start ENTRIES SUPPLIED
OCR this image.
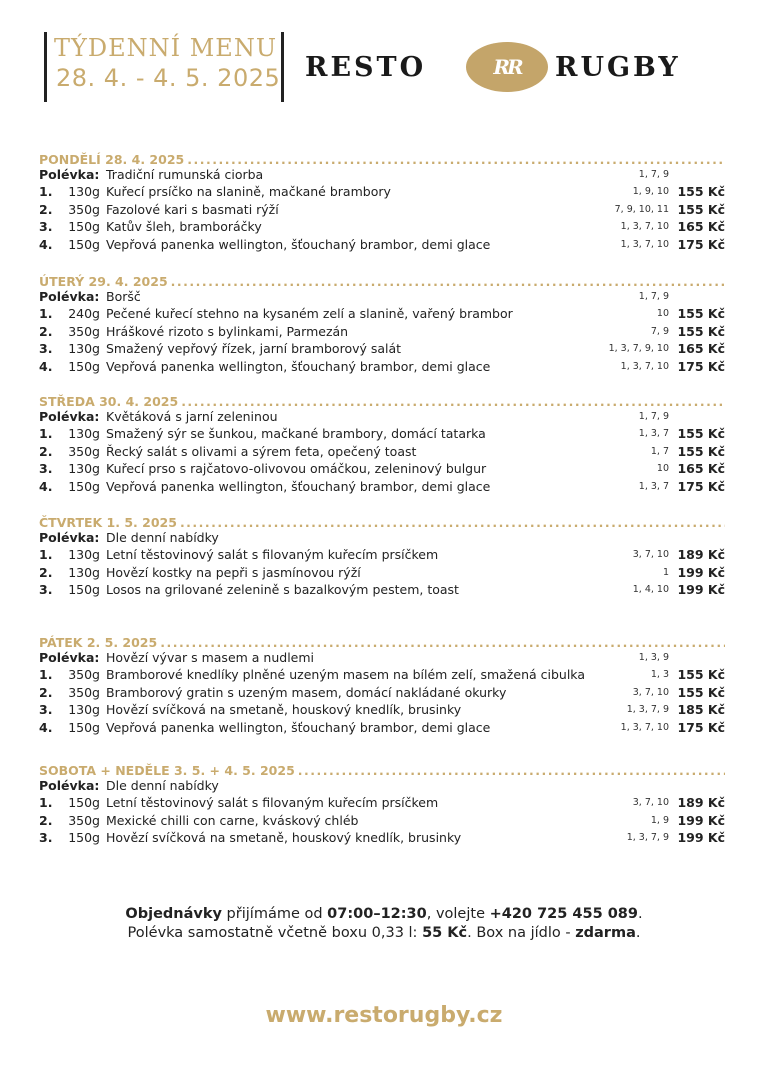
TÝDENNÍ MENU
28. 4. - 4. 5. 2025 RESTO	RR RUGBY
PONDĚLÍ 28. 4. 2025
.....
Polévka: Tradiční rumunská ciorba	1, 7, 9
1. 130g Kuřecí prsíčko na slanině, mačkané brambory	1, 9, 10 155 Kč
2. 350g Fazolové kari s basmati rýží	7, 9, 10, 11 155 Kč
3. 150g Katův šleh, bramboráčky	1, 3, 7, 10 165 Kč
4. 150g Vepřová panenka wellington, šťouchaný brambor, demi glace	1, 3, 7, 10 175 Kč
ÚTERÝ 29. 4. 2025
.....
Polévka: Boršč	1, 7, 9
1. 240g Pečené kuřecí stehno na kysaném zelí a slanině, vařený brambor	10 155 Kč
2. 350g Hráškové rizoto s bylinkami, Parmezán	7, 9 155 Kč
3. 130g Smažený vepřový řízek, jarní bramborový salát	1, 3, 7, 9, 10 165 Kč
4. 150g Vepřová panenka wellington, šťouchaný brambor, demi glace	1, 3, 7, 10 175 Kč
STŘEDA 30. 4. 2025
.....
Polévka: Květáková s jarní zeleninou	1, 7, 9
1. 130g Smažený sýr se šunkou, mačkané brambory, domácí tatarka	1, 3, 7 155 Kč
2. 350g Řecký salát s olivami a sýrem feta, opečený toast	1, 7 155 Kč
3. 130g Kuřecí prso s rajčatovo-olivovou omáčkou, zeleninový bulgur	10 165 Kč
4. 150g Vepřová panenka wellington, šťouchaný brambor, demi glace	1, 3, 7 175 Kč
ČTVRTEK 1. 5. 2025
.....
Polévka: Dle denní nabídky
1. 130g Letní těstovinový salát s filovaným kuřecím prsíčkem	3, 7, 10 189 Kč
2. 130g Hovězí kostky na pepři s jasmínovou rýží	1 199 Kč
3. 150g Losos na grilované zelenině s bazalkovým pestem, toast	1, 4, 10 199 Kč
PÁTEK 2. 5. 2025
.....
Polévka: Hovězí vývar s masem a nudlemi	1, 3, 9
1. 350g Bramborové knedlíky plněné uzeným masem na bílém zelí, smažená cibulka	1, 3 155 Kč
2. 350g Bramborový gratin s uzeným masem, domácí nakládané okurky	3, 7, 10 155 Kč
3. 130g Hovězí svíčková na smetaně, houskový knedlík, brusinky	1, 3, 7, 9 185 Kč
4. 150g Vepřová panenka wellington, šťouchaný brambor, demi glace	1, 3, 7, 10 175 Kč
SOBOTA + NEDĚLE 3. 5. + 4. 5. 2025
.....
Polévka: Dle denní nabídky
1. 150g Letní těstovinový salát s filovaným kuřecím prsíčkem	3, 7, 10 189 Kč
2. 350g Mexické chilli con carne, kváskový chléb	1, 9 199 Kč
3. 150g Hovězí svíčková na smetaně, houskový knedlík, brusinky	1, 3, 7, 9 199 Kč
Objednávky přijímáme od 07:00–12:30, volejte +420 725 455 089.
Polévka samostatně včetně boxu 0,33 l: 55 Kč. Box na jídlo - zdarma.
www.restorugby.cz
end ENTRIES SUPPLIED
* **TASK OBJECTIVE**
Copy the material shown above in full and exactly. Skip the pictures.

* **WRITTEN REPLY**
OCR this image.
TÝDENNÍ MENU
28. 4. - 4. 5. 2025 RESTO	RR RUGBY
PONDĚLÍ 28. 4. 2025
.....
Polévka: Tradiční rumunská ciorba	1, 7, 9
1. 130g Kuřecí prsíčko na slanině, mačkané brambory	1, 9, 10 155 Kč
2. 350g Fazolové kari s basmati rýží	7, 9, 10, 11 155 Kč
3. 150g Katův šleh, bramboráčky	1, 3, 7, 10 165 Kč
4. 150g Vepřová panenka wellington, šťouchaný brambor, demi glace	1, 3, 7, 10 175 Kč
ÚTERÝ 29. 4. 2025
.....
Polévka: Boršč	1, 7, 9
1. 240g Pečené kuřecí stehno na kysaném zelí a slanině, vařený brambor	10 155 Kč
2. 350g Hráškové rizoto s bylinkami, Parmezán	7, 9 155 Kč
3. 130g Smažený vepřový řízek, jarní bramborový salát	1, 3, 7, 9, 10 165 Kč
4. 150g Vepřová panenka wellington, šťouchaný brambor, demi glace	1, 3, 7, 10 175 Kč
STŘEDA 30. 4. 2025
.....
Polévka: Květáková s jarní zeleninou	1, 7, 9
1. 130g Smažený sýr se šunkou, mačkané brambory, domácí tatarka	1, 3, 7 155 Kč
2. 350g Řecký salát s olivami a sýrem feta, opečený toast	1, 7 155 Kč
3. 130g Kuřecí prso s rajčatovo-olivovou omáčkou, zeleninový bulgur	10 165 Kč
4. 150g Vepřová panenka wellington, šťouchaný brambor, demi glace	1, 3, 7 175 Kč
ČTVRTEK 1. 5. 2025
.....
Polévka: Dle denní nabídky
1. 130g Letní těstovinový salát s filovaným kuřecím prsíčkem	3, 7, 10 189 Kč
2. 130g Hovězí kostky na pepři s jasmínovou rýží	1 199 Kč
3. 150g Losos na grilované zelenině s bazalkovým pestem, toast	1, 4, 10 199 Kč
PÁTEK 2. 5. 2025
.....
Polévka: Hovězí vývar s masem a nudlemi	1, 3, 9
1. 350g Bramborové knedlíky plněné uzeným masem na bílém zelí, smažená cibulka	1, 3 155 Kč
2. 350g Bramborový gratin s uzeným masem, domácí nakládané okurky	3, 7, 10 155 Kč
3. 130g Hovězí svíčková na smetaně, houskový knedlík, brusinky	1, 3, 7, 9 185 Kč
4. 150g Vepřová panenka wellington, šťouchaný brambor, demi glace	1, 3, 7, 10 175 Kč
SOBOTA + NEDĚLE 3. 5. + 4. 5. 2025
.....
Polévka: Dle denní nabídky
1. 150g Letní těstovinový salát s filovaným kuřecím prsíčkem	3, 7, 10 189 Kč
2. 350g Mexické chilli con carne, kváskový chléb	1, 9 199 Kč
3. 150g Hovězí svíčková na smetaně, houskový knedlík, brusinky	1, 3, 7, 9 199 Kč
Objednávky přijímáme od 07:00–12:30, volejte +420 725 455 089.
Polévka samostatně včetně boxu 0,33 l: 55 Kč. Box na jídlo - zdarma.
www.restorugby.cz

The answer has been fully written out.